Every line of the material is to be quoted verbatim, minus the pictures.
□ □ □ □ □
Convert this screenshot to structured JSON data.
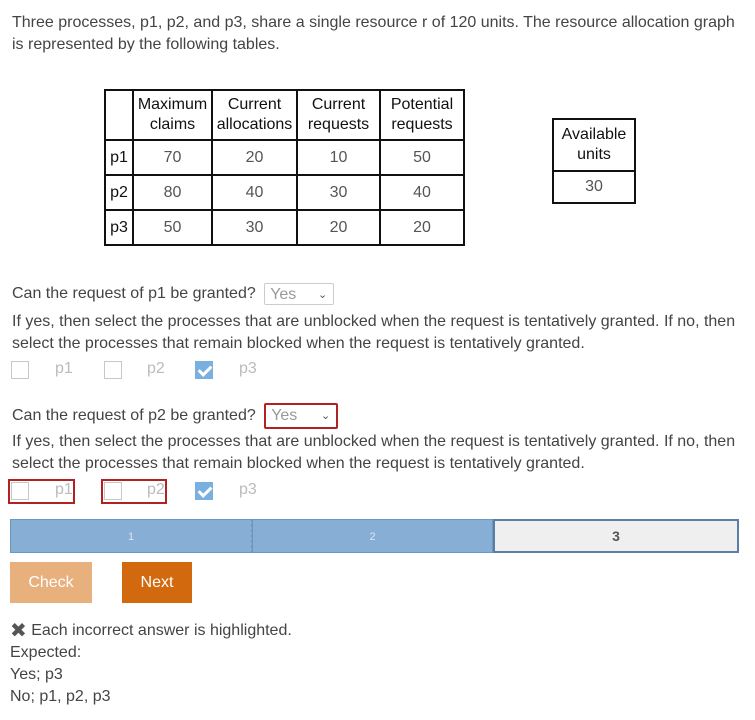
{
  "intro": "Three processes, p1, p2, and p3, share a single resource r of 120 units. The resource allocation graph is represented by the following tables.",
  "table": {
    "headers": [
      "Maximum claims",
      "Current allocations",
      "Current requests",
      "Potential requests"
    ],
    "header_lines": [
      [
        "Maximum",
        "claims"
      ],
      [
        "Current",
        "allocations"
      ],
      [
        "Current",
        "requests"
      ],
      [
        "Potential",
        "requests"
      ]
    ],
    "rows": [
      {
        "process": "p1",
        "values": [
          "70",
          "20",
          "10",
          "50"
        ]
      },
      {
        "process": "p2",
        "values": [
          "80",
          "40",
          "30",
          "40"
        ]
      },
      {
        "process": "p3",
        "values": [
          "50",
          "30",
          "20",
          "20"
        ]
      }
    ]
  },
  "available": {
    "header_lines": [
      "Available",
      "units"
    ],
    "value": "30"
  },
  "q1": {
    "question": "Can the request of p1 be granted?",
    "selected": "Yes",
    "instructions": "If yes, then select the processes that are unblocked when the request is tentatively granted. If no, then select the processes that remain blocked when the request is tentatively granted.",
    "options": [
      {
        "label": "p1",
        "checked": false
      },
      {
        "label": "p2",
        "checked": false
      },
      {
        "label": "p3",
        "checked": true
      }
    ]
  },
  "q2": {
    "question": "Can the request of p2 be granted?",
    "selected": "Yes",
    "instructions": "If yes, then select the processes that are unblocked when the request is tentatively granted. If no, then select the processes that remain blocked when the request is tentatively granted.",
    "options": [
      {
        "label": "p1",
        "checked": false
      },
      {
        "label": "p2",
        "checked": false
      },
      {
        "label": "p3",
        "checked": true
      }
    ]
  },
  "progress": {
    "steps": [
      "1",
      "2",
      "3"
    ],
    "current": 3
  },
  "buttons": {
    "check": "Check",
    "next": "Next"
  },
  "feedback": {
    "message": "Each incorrect answer is highlighted.",
    "expected_label": "Expected:",
    "expected": [
      "Yes; p3",
      "No; p1, p2, p3"
    ]
  },
  "colors": {
    "error": "#b22222",
    "progress": "#87aed4",
    "next": "#d2690e",
    "check": "#e8b07d"
  }
}
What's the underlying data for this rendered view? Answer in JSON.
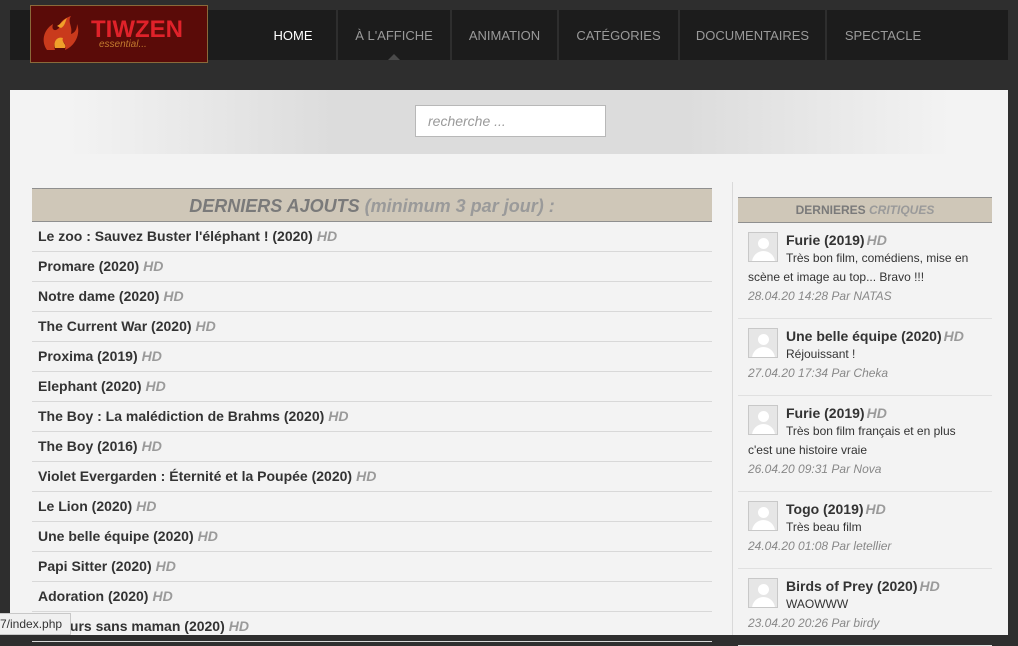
{
  "brand": {
    "title": "TIWZEN",
    "subtitle": "essential..."
  },
  "nav": [
    {
      "label": "HOME",
      "active": true
    },
    {
      "label": "À L'AFFICHE"
    },
    {
      "label": "ANIMATION"
    },
    {
      "label": "CATÉGORIES"
    },
    {
      "label": "DOCUMENTAIRES"
    },
    {
      "label": "SPECTACLE"
    }
  ],
  "search": {
    "placeholder": "recherche ..."
  },
  "latest": {
    "heading": "DERNIERS AJOUTS",
    "heading_sub": "(minimum 3 par jour) :",
    "items": [
      {
        "title": "Le zoo : Sauvez Buster l'éléphant ! (2020)",
        "badge": "HD"
      },
      {
        "title": "Promare (2020)",
        "badge": "HD"
      },
      {
        "title": "Notre dame (2020)",
        "badge": "HD"
      },
      {
        "title": "The Current War (2020)",
        "badge": "HD"
      },
      {
        "title": "Proxima (2019)",
        "badge": "HD"
      },
      {
        "title": "Elephant (2020)",
        "badge": "HD"
      },
      {
        "title": "The Boy : La malédiction de Brahms (2020)",
        "badge": "HD"
      },
      {
        "title": "The Boy (2016)",
        "badge": "HD"
      },
      {
        "title": "Violet Evergarden : Éternité et la Poupée (2020)",
        "badge": "HD"
      },
      {
        "title": "Le Lion (2020)",
        "badge": "HD"
      },
      {
        "title": "Une belle équipe (2020)",
        "badge": "HD"
      },
      {
        "title": "Papi Sitter (2020)",
        "badge": "HD"
      },
      {
        "title": "Adoration (2020)",
        "badge": "HD"
      },
      {
        "title": "40 jours sans maman (2020)",
        "badge": "HD"
      }
    ]
  },
  "reviews": {
    "heading": "DERNIERES",
    "heading_sub": "CRITIQUES",
    "items": [
      {
        "title": "Furie (2019)",
        "badge": "HD",
        "text": "Très bon film, comédiens, mise en scène et image au top... Bravo !!!",
        "meta": "28.04.20 14:28 Par NATAS"
      },
      {
        "title": "Une belle équipe (2020)",
        "badge": "HD",
        "text": "Réjouissant !",
        "meta": "27.04.20 17:34 Par Cheka"
      },
      {
        "title": "Furie (2019)",
        "badge": "HD",
        "text": "Très bon film français et en plus c'est une histoire vraie",
        "meta": "26.04.20 09:31 Par Nova"
      },
      {
        "title": "Togo (2019)",
        "badge": "HD",
        "text": "Très beau film",
        "meta": "24.04.20 01:08 Par letellier"
      },
      {
        "title": "Birds of Prey (2020)",
        "badge": "HD",
        "text": "WAOWWW",
        "meta": "23.04.20 20:26 Par birdy"
      }
    ]
  },
  "statusbar": {
    "text": "7/index.php"
  }
}
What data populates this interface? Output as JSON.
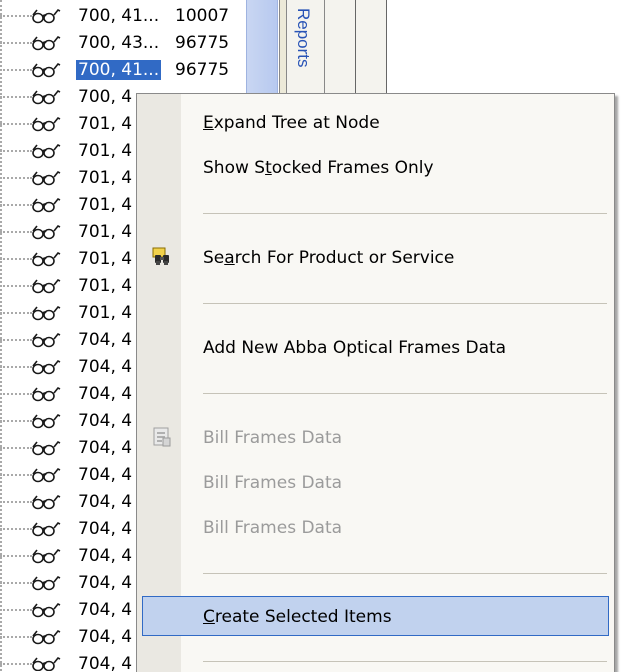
□ □ □ □ □
## Response
Convert this screenshot to structured JSON data.
{
  "intro": "Three processes, p1, p2, and p3, share a single resource r of 120 units. The resource allocation graph is represented by the following tables.",
  "table": {
    "headers": [
      "Maximum claims",
      "Current allocations",
      "Current requests",
      "Potential requests"
    ],
    "header_lines": [
      [
        "Maximum",
        "claims"
      ],
      [
        "Current",
        "allocations"
      ],
      [
        "Current",
        "requests"
      ],
      [
        "Potential",
        "requests"
      ]
    ],
    "rows": [
      {
        "process": "p1",
        "values": [
          "70",
          "20",
          "10",
          "50"
        ]
      },
      {
        "process": "p2",
        "values": [
          "80",
          "40",
          "30",
          "40"
        ]
      },
      {
        "process": "p3",
        "values": [
          "50",
          "30",
          "20",
          "20"
        ]
      }
    ]
  },
  "available": {
    "header_lines": [
      "Available",
      "units"
    ],
    "value": "30"
  },
  "q1": {
    "question": "Can the request of p1 be granted?",
    "selected": "Yes",
    "instructions": "If yes, then select the processes that are unblocked when the request is tentatively granted. If no, then select the processes that remain blocked when the request is tentatively granted.",
    "options": [
      {
        "label": "p1",
        "checked": false
      },
      {
        "label": "p2",
        "checked": false
      },
      {
        "label": "p3",
        "checked": true
      }
    ]
  },
  "q2": {
    "question": "Can the request of p2 be granted?",
    "selected": "Yes",
    "instructions": "If yes, then select the processes that are unblocked when the request is tentatively granted. If no, then select the processes that remain blocked when the request is tentatively granted.",
    "options": [
      {
        "label": "p1",
        "checked": false
      },
      {
        "label": "p2",
        "checked": false
      },
      {
        "label": "p3",
        "checked": true
      }
    ]
  },
  "progress": {
    "steps": [
      "1",
      "2",
      "3"
    ],
    "current": 3
  },
  "buttons": {
    "check": "Check",
    "next": "Next"
  },
  "feedback": {
    "message": "Each incorrect answer is highlighted.",
    "expected_label": "Expected:",
    "expected": [
      "Yes; p3",
      "No; p1, p2, p3"
    ]
  },
  "colors": {
    "error": "#b22222",
    "progress": "#87aed4",
    "next": "#d2690e",
    "check": "#e8b07d"
  }
}
What's the underlying data for this rendered view? Answer in JSON.
{
  "brand": {
    "title": "TIWZEN",
    "subtitle": "essential..."
  },
  "nav": [
    {
      "label": "HOME",
      "active": true
    },
    {
      "label": "À L'AFFICHE"
    },
    {
      "label": "ANIMATION"
    },
    {
      "label": "CATÉGORIES"
    },
    {
      "label": "DOCUMENTAIRES"
    },
    {
      "label": "SPECTACLE"
    }
  ],
  "search": {
    "placeholder": "recherche ..."
  },
  "latest": {
    "heading": "DERNIERS AJOUTS",
    "heading_sub": "(minimum 3 par jour) :",
    "items": [
      {
        "title": "Le zoo : Sauvez Buster l'éléphant ! (2020)",
        "badge": "HD"
      },
      {
        "title": "Promare (2020)",
        "badge": "HD"
      },
      {
        "title": "Notre dame (2020)",
        "badge": "HD"
      },
      {
        "title": "The Current War (2020)",
        "badge": "HD"
      },
      {
        "title": "Proxima (2019)",
        "badge": "HD"
      },
      {
        "title": "Elephant (2020)",
        "badge": "HD"
      },
      {
        "title": "The Boy : La malédiction de Brahms (2020)",
        "badge": "HD"
      },
      {
        "title": "The Boy (2016)",
        "badge": "HD"
      },
      {
        "title": "Violet Evergarden : Éternité et la Poupée (2020)",
        "badge": "HD"
      },
      {
        "title": "Le Lion (2020)",
        "badge": "HD"
      },
      {
        "title": "Une belle équipe (2020)",
        "badge": "HD"
      },
      {
        "title": "Papi Sitter (2020)",
        "badge": "HD"
      },
      {
        "title": "Adoration (2020)",
        "badge": "HD"
      },
      {
        "title": "40 jours sans maman (2020)",
        "badge": "HD"
      }
    ]
  },
  "reviews": {
    "heading": "DERNIERES",
    "heading_sub": "CRITIQUES",
    "items": [
      {
        "title": "Furie (2019)",
        "badge": "HD",
        "text": "Très bon film, comédiens, mise en scène et image au top... Bravo !!!",
        "meta": "28.04.20 14:28 Par NATAS"
      },
      {
        "title": "Une belle équipe (2020)",
        "badge": "HD",
        "text": "Réjouissant !",
        "meta": "27.04.20 17:34 Par Cheka"
      },
      {
        "title": "Furie (2019)",
        "badge": "HD",
        "text": "Très bon film français et en plus c'est une histoire vraie",
        "meta": "26.04.20 09:31 Par Nova"
      },
      {
        "title": "Togo (2019)",
        "badge": "HD",
        "text": "Très beau film",
        "meta": "24.04.20 01:08 Par letellier"
      },
      {
        "title": "Birds of Prey (2020)",
        "badge": "HD",
        "text": "WAOWWW",
        "meta": "23.04.20 20:26 Par birdy"
      }
    ]
  },
  "statusbar": {
    "text": "7/index.php"
  }
}
What data populates this interface? Output as JSON.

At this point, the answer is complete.